##### Quoted passage

The second story in the video specifically has to do with an educational issue. Who has the ultimate right in deciding what a child should learn...or not? The parent or the state? As you will see in the video, Dr. Parker's son was 5 years old at the time a book was sent home in his backback the parents found objectionable.
The book, included in the "Diversity Book Bag", Who's in a Family, was listed on the school's website:
"Shows the various combinations of individuals that can make up a family, emphasizing the positive aspects of different family structures, including grand-parent headed, single-parent, adopted, gay-headed, and mother-father families. Uses examples from the animal kingdom to illustrate how family groupings can differ."
In the author's own words:According to the parents, they objected to the introduction of this theme to a 5 year old child as they believed it was their parental right to be able to be notified when such curriculum was introduced to their child and have the right to opt their child out if the parents deemed it as objectionable.
"The whole purpose of the book was to get the subject [of same-sex parent households] out into the minds and the awareness of children before they are old enough to have been convinced that there's another way of looking at life.
. . . It would be really nice if children were not subjected to the -- I don't want to use the word 'bigotry,' but that's what I want to say anyway -- of their parents and older people.
. . .The book was written because my neice and her partner [two lesbians] decided to have a family."
Author Robert Skutch, National Public Radio interview, "Here and Now", May 3, 2005
Dr. Parker writes about the video:
The 9th Circuit in 2005 affirmed “Parents…have no constitutional right...to prevent a public school from providing its students with whatever information it wishes to provide…when and as the school determines that it is appropriate to do so.” This is the point the docudrama seeks to convey.

##########

Work to be completed: Carry on the post about the Diversity Book Bag dispute, starting right after its last sentence. The material comes from a separate source and is unrelated to the post about the Diversity Book Bag dispute.

##### Information provided

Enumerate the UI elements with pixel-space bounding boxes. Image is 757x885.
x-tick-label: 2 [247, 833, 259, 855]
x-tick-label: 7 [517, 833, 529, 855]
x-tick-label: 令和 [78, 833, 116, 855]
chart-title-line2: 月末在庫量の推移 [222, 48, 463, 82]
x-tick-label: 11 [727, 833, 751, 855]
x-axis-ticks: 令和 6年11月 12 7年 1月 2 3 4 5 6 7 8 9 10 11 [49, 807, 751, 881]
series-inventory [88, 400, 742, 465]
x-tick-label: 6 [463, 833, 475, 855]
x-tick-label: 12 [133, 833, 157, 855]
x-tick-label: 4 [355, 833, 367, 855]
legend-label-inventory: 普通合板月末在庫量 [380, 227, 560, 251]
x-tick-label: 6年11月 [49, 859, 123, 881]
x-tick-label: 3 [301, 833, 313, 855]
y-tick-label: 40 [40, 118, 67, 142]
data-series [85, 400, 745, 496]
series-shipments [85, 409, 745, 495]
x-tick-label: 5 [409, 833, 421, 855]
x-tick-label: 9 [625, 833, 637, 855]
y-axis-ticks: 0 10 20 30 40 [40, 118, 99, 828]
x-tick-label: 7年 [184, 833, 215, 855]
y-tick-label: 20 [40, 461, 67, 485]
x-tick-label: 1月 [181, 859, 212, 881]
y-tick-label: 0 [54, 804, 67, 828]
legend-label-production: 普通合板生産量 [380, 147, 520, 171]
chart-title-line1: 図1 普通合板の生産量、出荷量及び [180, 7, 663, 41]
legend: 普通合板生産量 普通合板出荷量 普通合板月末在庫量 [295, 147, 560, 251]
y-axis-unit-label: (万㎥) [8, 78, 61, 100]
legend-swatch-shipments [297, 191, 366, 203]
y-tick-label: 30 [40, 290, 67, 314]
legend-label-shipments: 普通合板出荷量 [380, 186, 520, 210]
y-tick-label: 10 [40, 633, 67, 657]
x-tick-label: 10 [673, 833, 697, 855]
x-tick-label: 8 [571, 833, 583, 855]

##########

Result of this exercise:
The Court decided the parents have no rights to withhold information from the child (even though the parents have the legal custody and responsibility for the child) that the school deems appropriate for that child. That's amazing to me, is it to you?
The Supreme Court refused to hear the Parkers' appeal. Here is a timeline of this issue. As you read it, remember, this came about because PARENTS objected to a book sent home by the school for their 5 year old son. Shouldn't PARENTS (aka as taxpayers) who fund the existence of the school and the jobs for the teachers and administrators have the right to opt their child out of material they find objectionable?
Do parental rights exist in America? Do you as a parent have any recourse in the teachings your child is learning in public education short of pulling your child out of the school? Is this acceptable to you as a parent and a taxpayer? Is this the type of education that will allow our students to become globally competitive and STEM ready or is this early introduction for such material for some other purpose?